-- Supplied data start --

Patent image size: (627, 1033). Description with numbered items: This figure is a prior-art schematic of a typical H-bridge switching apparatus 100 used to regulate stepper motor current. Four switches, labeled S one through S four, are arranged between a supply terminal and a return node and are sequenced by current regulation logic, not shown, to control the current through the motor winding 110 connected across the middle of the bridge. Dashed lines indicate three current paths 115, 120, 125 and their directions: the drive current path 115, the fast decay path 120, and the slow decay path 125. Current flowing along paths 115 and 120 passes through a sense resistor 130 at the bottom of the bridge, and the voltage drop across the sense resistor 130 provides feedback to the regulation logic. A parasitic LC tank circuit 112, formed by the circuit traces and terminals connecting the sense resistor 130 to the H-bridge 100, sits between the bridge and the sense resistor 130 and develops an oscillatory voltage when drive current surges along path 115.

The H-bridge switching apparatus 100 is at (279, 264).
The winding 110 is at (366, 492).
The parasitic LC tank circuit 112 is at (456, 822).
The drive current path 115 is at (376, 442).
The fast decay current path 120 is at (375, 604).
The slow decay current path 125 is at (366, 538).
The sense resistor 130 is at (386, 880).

-- Supplied data end --

• Work to do:
Print the data word for word, starting from its first line and ending with the line that contains "The parasitic LC".

• Expected answer:
Patent image size: (627, 1033). Description with numbered items: This figure is a prior-art schematic of a typical H-bridge switching apparatus 100 used to regulate stepper motor current. Four switches, labeled S one through S four, are arranged between a supply terminal and a return node and are sequenced by current regulation logic, not shown, to control the current through the motor winding 110 connected across the middle of the bridge. Dashed lines indicate three current paths 115, 120, 125 and their directions: the drive current path 115, the fast decay path 120, and the slow decay path 125. Current flowing along paths 115 and 120 passes through a sense resistor 130 at the bottom of the bridge, and the voltage drop across the sense resistor 130 provides feedback to the regulation logic. A parasitic LC tank circuit 112, formed by the circuit traces and terminals connecting the sense resistor 130 to the H-bridge 100, sits between the bridge and the sense resistor 130 and develops an oscillatory voltage when drive current surges along path 115.

The H-bridge switching apparatus 100 is at (279, 264).
The winding 110 is at (366, 492).
The parasitic LC tank circuit 112 is at (456, 822).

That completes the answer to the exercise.